◆ **Written task**:
Check every line of the material below for the string "alle", and return the ones that have it.

◆ **Record excerpts**:
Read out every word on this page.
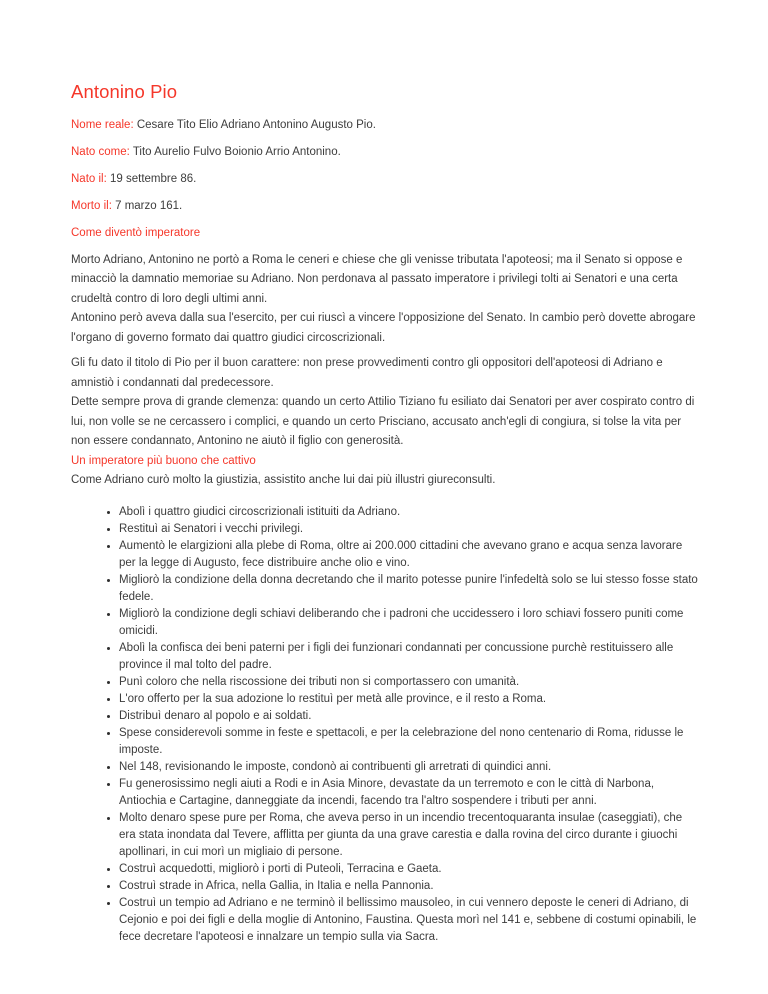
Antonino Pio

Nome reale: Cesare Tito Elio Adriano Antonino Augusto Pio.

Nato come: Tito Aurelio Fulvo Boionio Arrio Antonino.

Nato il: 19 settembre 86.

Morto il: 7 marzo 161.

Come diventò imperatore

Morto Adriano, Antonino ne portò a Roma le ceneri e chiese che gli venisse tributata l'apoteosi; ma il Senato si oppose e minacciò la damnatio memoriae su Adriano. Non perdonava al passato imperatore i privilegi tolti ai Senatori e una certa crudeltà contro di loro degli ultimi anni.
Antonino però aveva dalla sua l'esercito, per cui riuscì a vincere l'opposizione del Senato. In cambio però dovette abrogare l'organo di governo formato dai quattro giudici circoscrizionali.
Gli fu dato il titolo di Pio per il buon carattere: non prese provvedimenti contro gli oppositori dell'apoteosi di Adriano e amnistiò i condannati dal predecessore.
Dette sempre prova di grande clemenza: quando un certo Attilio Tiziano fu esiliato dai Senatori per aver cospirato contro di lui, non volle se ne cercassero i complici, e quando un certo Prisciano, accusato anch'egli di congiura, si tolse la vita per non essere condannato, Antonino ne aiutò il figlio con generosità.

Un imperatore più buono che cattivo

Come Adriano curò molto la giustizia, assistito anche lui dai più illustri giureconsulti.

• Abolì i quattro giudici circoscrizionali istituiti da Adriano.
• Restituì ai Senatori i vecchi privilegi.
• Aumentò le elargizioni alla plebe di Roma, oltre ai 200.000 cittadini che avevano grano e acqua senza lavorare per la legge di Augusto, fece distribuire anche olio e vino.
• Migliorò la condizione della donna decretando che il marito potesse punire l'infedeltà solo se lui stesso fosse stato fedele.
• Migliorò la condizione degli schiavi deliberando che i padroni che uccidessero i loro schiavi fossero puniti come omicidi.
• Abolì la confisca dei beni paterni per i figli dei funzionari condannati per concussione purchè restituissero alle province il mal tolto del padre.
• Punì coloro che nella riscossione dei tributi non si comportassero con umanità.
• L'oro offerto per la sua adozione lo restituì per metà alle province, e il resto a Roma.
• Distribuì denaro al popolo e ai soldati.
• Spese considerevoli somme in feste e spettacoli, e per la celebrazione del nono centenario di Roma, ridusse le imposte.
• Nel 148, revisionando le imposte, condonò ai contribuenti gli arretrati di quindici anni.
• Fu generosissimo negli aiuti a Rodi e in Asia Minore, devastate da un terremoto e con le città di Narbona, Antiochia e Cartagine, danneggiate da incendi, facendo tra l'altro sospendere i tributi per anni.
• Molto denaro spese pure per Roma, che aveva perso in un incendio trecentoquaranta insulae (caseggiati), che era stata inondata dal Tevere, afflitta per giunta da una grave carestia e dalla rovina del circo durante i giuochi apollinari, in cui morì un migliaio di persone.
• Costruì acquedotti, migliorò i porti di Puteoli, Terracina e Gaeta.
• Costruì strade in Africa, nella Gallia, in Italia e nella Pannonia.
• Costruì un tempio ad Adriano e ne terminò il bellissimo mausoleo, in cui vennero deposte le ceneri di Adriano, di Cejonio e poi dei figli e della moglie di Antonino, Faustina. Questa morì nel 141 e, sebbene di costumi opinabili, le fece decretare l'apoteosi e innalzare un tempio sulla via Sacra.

==

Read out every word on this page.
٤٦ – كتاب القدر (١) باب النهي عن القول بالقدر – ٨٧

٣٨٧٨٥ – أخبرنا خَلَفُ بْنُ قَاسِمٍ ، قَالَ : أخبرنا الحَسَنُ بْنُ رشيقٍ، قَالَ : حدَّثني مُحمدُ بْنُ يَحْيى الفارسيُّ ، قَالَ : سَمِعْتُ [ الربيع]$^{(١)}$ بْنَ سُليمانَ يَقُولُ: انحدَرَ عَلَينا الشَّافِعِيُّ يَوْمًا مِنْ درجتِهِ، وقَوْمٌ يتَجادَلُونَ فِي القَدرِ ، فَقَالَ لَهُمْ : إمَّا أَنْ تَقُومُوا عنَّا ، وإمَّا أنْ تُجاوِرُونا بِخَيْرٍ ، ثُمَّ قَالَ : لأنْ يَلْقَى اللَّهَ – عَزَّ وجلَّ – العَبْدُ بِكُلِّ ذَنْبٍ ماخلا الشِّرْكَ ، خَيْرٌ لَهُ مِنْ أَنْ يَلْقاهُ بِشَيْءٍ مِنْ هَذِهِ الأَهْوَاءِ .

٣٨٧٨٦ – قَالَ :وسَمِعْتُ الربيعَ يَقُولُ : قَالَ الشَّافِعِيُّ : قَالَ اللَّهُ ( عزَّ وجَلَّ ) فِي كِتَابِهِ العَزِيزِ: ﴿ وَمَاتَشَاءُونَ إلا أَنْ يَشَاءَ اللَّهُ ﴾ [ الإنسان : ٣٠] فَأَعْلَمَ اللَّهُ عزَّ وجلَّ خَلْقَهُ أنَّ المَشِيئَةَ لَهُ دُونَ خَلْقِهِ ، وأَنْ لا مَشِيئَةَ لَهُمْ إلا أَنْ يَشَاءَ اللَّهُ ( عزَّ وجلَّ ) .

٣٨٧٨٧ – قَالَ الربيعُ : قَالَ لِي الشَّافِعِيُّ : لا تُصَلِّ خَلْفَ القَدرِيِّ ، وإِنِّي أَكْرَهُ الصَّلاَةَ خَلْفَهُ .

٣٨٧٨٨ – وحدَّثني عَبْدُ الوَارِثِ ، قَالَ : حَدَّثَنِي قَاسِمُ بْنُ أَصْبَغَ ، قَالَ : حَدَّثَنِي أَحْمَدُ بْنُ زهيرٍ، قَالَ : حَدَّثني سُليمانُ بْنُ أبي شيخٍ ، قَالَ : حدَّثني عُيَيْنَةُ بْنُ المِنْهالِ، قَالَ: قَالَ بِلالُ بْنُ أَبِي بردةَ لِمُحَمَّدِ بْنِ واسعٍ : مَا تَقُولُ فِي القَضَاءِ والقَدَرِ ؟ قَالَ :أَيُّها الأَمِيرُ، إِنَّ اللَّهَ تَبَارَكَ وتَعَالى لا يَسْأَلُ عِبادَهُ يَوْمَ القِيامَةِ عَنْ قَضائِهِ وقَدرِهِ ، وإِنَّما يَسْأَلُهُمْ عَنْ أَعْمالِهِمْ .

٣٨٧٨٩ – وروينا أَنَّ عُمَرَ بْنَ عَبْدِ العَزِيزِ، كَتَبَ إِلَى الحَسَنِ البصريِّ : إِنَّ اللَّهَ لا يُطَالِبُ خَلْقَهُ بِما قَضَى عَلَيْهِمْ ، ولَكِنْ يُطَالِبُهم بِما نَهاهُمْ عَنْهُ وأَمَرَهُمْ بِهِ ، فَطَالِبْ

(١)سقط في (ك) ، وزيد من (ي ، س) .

◆ **Problem solution**:
• Abolì la confisca dei beni paterni per i figli dei funzionari condannati per concussione purchè restituissero alle province il mal tolto del padre.
• L'oro offerto per la sua adozione lo restituì per metà alle province, e il resto a Roma.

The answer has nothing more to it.